## Brief
Print all of the lines exactly. Any picture among them stays out.

Dataset records
■ ■ ■ ■ ■

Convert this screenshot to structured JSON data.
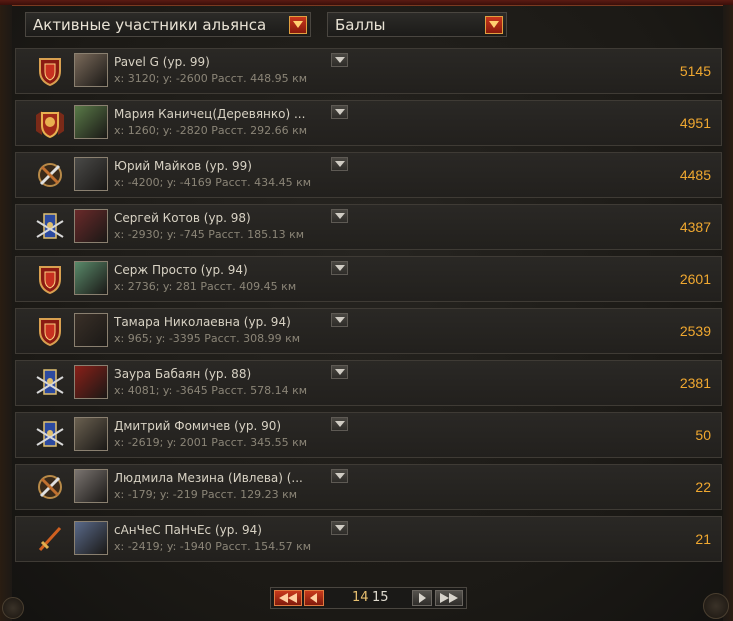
{
  "filters": {
    "members_select": "Активные участники альянса",
    "sort_select": "Баллы"
  },
  "colors": {
    "accent": "#f0a830",
    "dropdown_red": "#c8361c"
  },
  "members": [
    {
      "name": "Pavel G (ур. 99)",
      "coords": "x: 3120; y: -2600 Расст. 448.95 км",
      "score": "5145",
      "rank_icon": "shield-rank-icon"
    },
    {
      "name": "Мария Каничец(Деревянко) ...",
      "coords": "x: 1260; y: -2820 Расст. 292.66 км",
      "score": "4951",
      "rank_icon": "lion-crest-rank-icon"
    },
    {
      "name": "Юрий Майков (ур. 99)",
      "coords": "x: -4200; y: -4169 Расст. 434.45 км",
      "score": "4485",
      "rank_icon": "crossed-swords-rank-icon"
    },
    {
      "name": "Сергей Котов (ур. 98)",
      "coords": "x: -2930; y: -745 Расст. 185.13 км",
      "score": "4387",
      "rank_icon": "banner-swords-rank-icon"
    },
    {
      "name": "Серж Просто (ур. 94)",
      "coords": "x: 2736; y: 281 Расст. 409.45 км",
      "score": "2601",
      "rank_icon": "shield-rank-icon"
    },
    {
      "name": "Тамара Николаевна (ур. 94)",
      "coords": "x: 965; y: -3395 Расст. 308.99 км",
      "score": "2539",
      "rank_icon": "shield-rank-icon"
    },
    {
      "name": "Заура Бабаян (ур. 88)",
      "coords": "x: 4081; y: -3645 Расст. 578.14 км",
      "score": "2381",
      "rank_icon": "banner-swords-rank-icon"
    },
    {
      "name": "Дмитрий Фомичев (ур. 90)",
      "coords": "x: -2619; y: 2001 Расст. 345.55 км",
      "score": "50",
      "rank_icon": "banner-swords-rank-icon"
    },
    {
      "name": "Людмила Мезина (Ивлева) (...",
      "coords": "x: -179; y: -219 Расст. 129.23 км",
      "score": "22",
      "rank_icon": "crossed-swords-rank-icon"
    },
    {
      "name": "сАнЧеС ПаНчЕс (ур. 94)",
      "coords": "x: -2419; y: -1940 Расст. 154.57 км",
      "score": "21",
      "rank_icon": "sword-rank-icon"
    }
  ],
  "pagination": {
    "current_page": "14",
    "next_page": "15"
  }
}
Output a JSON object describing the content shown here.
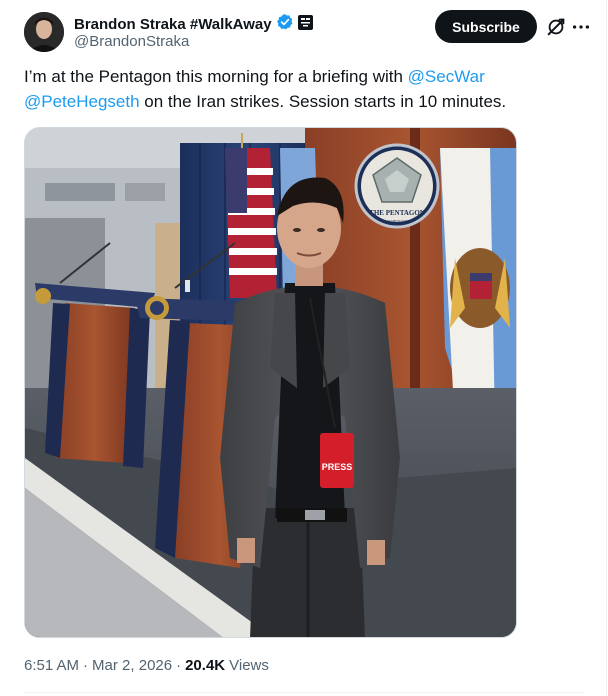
{
  "author": {
    "display_name": "Brandon Straka #WalkAway",
    "handle": "@BrandonStraka"
  },
  "actions": {
    "subscribe_label": "Subscribe",
    "grok_icon": "grok-icon",
    "more_icon": "more-icon"
  },
  "tweet": {
    "text_1": "I’m at the Pentagon this morning for a briefing with ",
    "mention_1": "@SecWar",
    "mention_2": "@PeteHegseth",
    "text_2": " on the Iran strikes. Session starts in 10 minutes."
  },
  "photo": {
    "seal_text_1": "THE PENTAGON",
    "seal_text_2": "WASHINGTON",
    "badge_text": "PRESS"
  },
  "meta": {
    "time": "6:51 AM",
    "date": "Mar 2, 2026",
    "views_count": "20.4K",
    "views_label": "Views"
  },
  "colors": {
    "accent": "#1d9bf0",
    "verified_badge": "#1d9bf0",
    "text_primary": "#0f1419",
    "text_secondary": "#536471"
  }
}
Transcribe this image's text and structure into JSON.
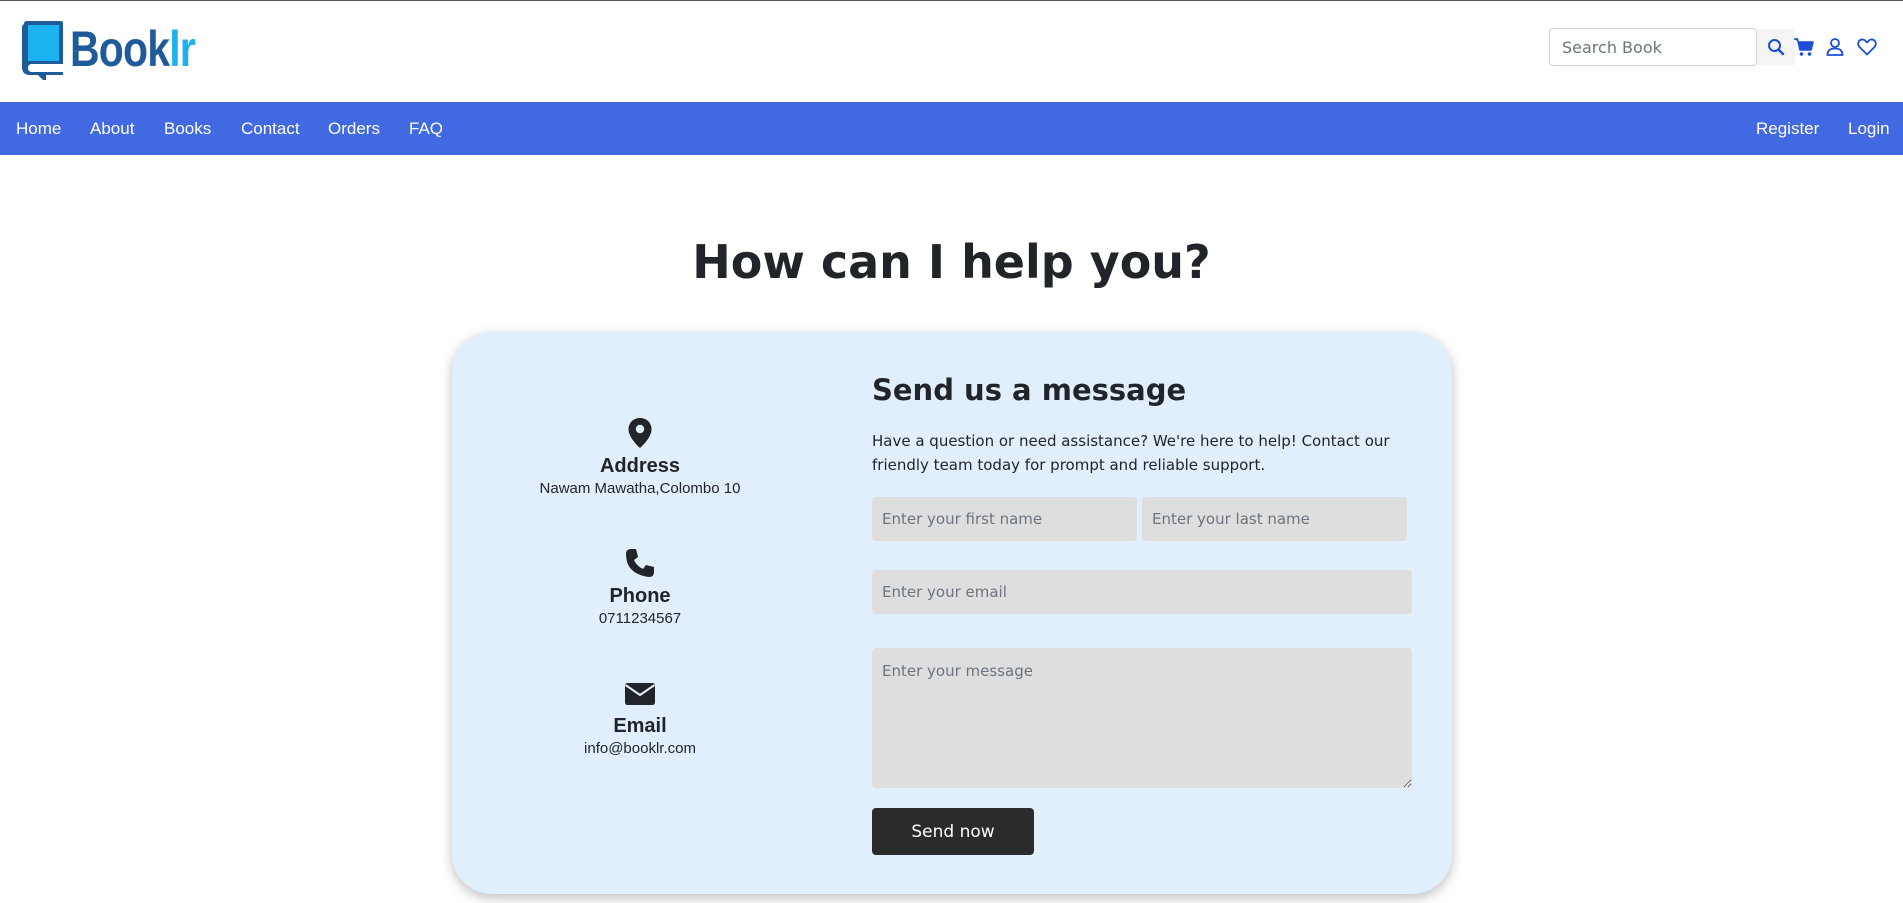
{
  "brand": {
    "name_part1": "Book",
    "name_part2": "lr",
    "logo_color": "#1f5a99",
    "accent_color": "#1ab2ef"
  },
  "header": {
    "search_placeholder": "Search Book",
    "icons": [
      "search-icon",
      "cart-icon",
      "user-icon",
      "heart-icon"
    ]
  },
  "nav": {
    "color": "#4169e1",
    "left_items": [
      {
        "label": "Home"
      },
      {
        "label": "About"
      },
      {
        "label": "Books"
      },
      {
        "label": "Contact"
      },
      {
        "label": "Orders"
      },
      {
        "label": "FAQ"
      }
    ],
    "right_items": [
      {
        "label": "Register"
      },
      {
        "label": "Login"
      }
    ]
  },
  "page_title": "How can I help you?",
  "contact_info": [
    {
      "icon": "location-pin-icon",
      "label": "Address",
      "value": "Nawam Mawatha,Colombo 10"
    },
    {
      "icon": "phone-icon",
      "label": "Phone",
      "value": "0711234567"
    },
    {
      "icon": "envelope-icon",
      "label": "Email",
      "value": "info@booklr.com"
    }
  ],
  "form": {
    "title": "Send us a message",
    "description": "Have a question or need assistance? We're here to help! Contact our friendly team today for prompt and reliable support.",
    "first_name_placeholder": "Enter your first name",
    "last_name_placeholder": "Enter your last name",
    "email_placeholder": "Enter your email",
    "message_placeholder": "Enter your message",
    "submit_label": "Send now"
  }
}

■ ■ ■ ■ ■

## Answer to the problem
Convert this screenshot to structured JSON data.
{
  "filters": {
    "members_select": "Активные участники альянса",
    "sort_select": "Баллы"
  },
  "colors": {
    "accent": "#f0a830",
    "dropdown_red": "#c8361c"
  },
  "members": [
    {
      "name": "Pavel G (ур. 99)",
      "coords": "x: 3120; y: -2600 Расст. 448.95 км",
      "score": "5145",
      "rank_icon": "shield-rank-icon"
    },
    {
      "name": "Мария Каничец(Деревянко) ...",
      "coords": "x: 1260; y: -2820 Расст. 292.66 км",
      "score": "4951",
      "rank_icon": "lion-crest-rank-icon"
    },
    {
      "name": "Юрий Майков (ур. 99)",
      "coords": "x: -4200; y: -4169 Расст. 434.45 км",
      "score": "4485",
      "rank_icon": "crossed-swords-rank-icon"
    },
    {
      "name": "Сергей Котов (ур. 98)",
      "coords": "x: -2930; y: -745 Расст. 185.13 км",
      "score": "4387",
      "rank_icon": "banner-swords-rank-icon"
    },
    {
      "name": "Серж Просто (ур. 94)",
      "coords": "x: 2736; y: 281 Расст. 409.45 км",
      "score": "2601",
      "rank_icon": "shield-rank-icon"
    },
    {
      "name": "Тамара Николаевна (ур. 94)",
      "coords": "x: 965; y: -3395 Расст. 308.99 км",
      "score": "2539",
      "rank_icon": "shield-rank-icon"
    },
    {
      "name": "Заура Бабаян (ур. 88)",
      "coords": "x: 4081; y: -3645 Расст. 578.14 км",
      "score": "2381",
      "rank_icon": "banner-swords-rank-icon"
    },
    {
      "name": "Дмитрий Фомичев (ур. 90)",
      "coords": "x: -2619; y: 2001 Расст. 345.55 км",
      "score": "50",
      "rank_icon": "banner-swords-rank-icon"
    },
    {
      "name": "Людмила Мезина (Ивлева) (...",
      "coords": "x: -179; y: -219 Расст. 129.23 км",
      "score": "22",
      "rank_icon": "crossed-swords-rank-icon"
    },
    {
      "name": "сАнЧеС ПаНчЕс (ур. 94)",
      "coords": "x: -2419; y: -1940 Расст. 154.57 км",
      "score": "21",
      "rank_icon": "sword-rank-icon"
    }
  ],
  "pagination": {
    "current_page": "14",
    "next_page": "15"
  }
}
Output a JSON object describing the content shown here.
{
  "author": {
    "display_name": "Brandon Straka #WalkAway",
    "handle": "@BrandonStraka"
  },
  "actions": {
    "subscribe_label": "Subscribe",
    "grok_icon": "grok-icon",
    "more_icon": "more-icon"
  },
  "tweet": {
    "text_1": "I’m at the Pentagon this morning for a briefing with ",
    "mention_1": "@SecWar",
    "mention_2": "@PeteHegseth",
    "text_2": " on the Iran strikes. Session starts in 10 minutes."
  },
  "photo": {
    "seal_text_1": "THE PENTAGON",
    "seal_text_2": "WASHINGTON",
    "badge_text": "PRESS"
  },
  "meta": {
    "time": "6:51 AM",
    "date": "Mar 2, 2026",
    "views_count": "20.4K",
    "views_label": "Views"
  },
  "colors": {
    "accent": "#1d9bf0",
    "verified_badge": "#1d9bf0",
    "text_primary": "#0f1419",
    "text_secondary": "#536471"
  }
}
Transcribe this image's text and structure into JSON.
{
  "brand": {
    "name_part1": "Book",
    "name_part2": "lr",
    "logo_color": "#1f5a99",
    "accent_color": "#1ab2ef"
  },
  "header": {
    "search_placeholder": "Search Book",
    "icons": [
      "search-icon",
      "cart-icon",
      "user-icon",
      "heart-icon"
    ]
  },
  "nav": {
    "color": "#4169e1",
    "left_items": [
      {
        "label": "Home"
      },
      {
        "label": "About"
      },
      {
        "label": "Books"
      },
      {
        "label": "Contact"
      },
      {
        "label": "Orders"
      },
      {
        "label": "FAQ"
      }
    ],
    "right_items": [
      {
        "label": "Register"
      },
      {
        "label": "Login"
      }
    ]
  },
  "page_title": "How can I help you?",
  "contact_info": [
    {
      "icon": "location-pin-icon",
      "label": "Address",
      "value": "Nawam Mawatha,Colombo 10"
    },
    {
      "icon": "phone-icon",
      "label": "Phone",
      "value": "0711234567"
    },
    {
      "icon": "envelope-icon",
      "label": "Email",
      "value": "info@booklr.com"
    }
  ],
  "form": {
    "title": "Send us a message",
    "description": "Have a question or need assistance? We're here to help! Contact our friendly team today for prompt and reliable support.",
    "first_name_placeholder": "Enter your first name",
    "last_name_placeholder": "Enter your last name",
    "email_placeholder": "Enter your email",
    "message_placeholder": "Enter your message",
    "submit_label": "Send now"
  }
}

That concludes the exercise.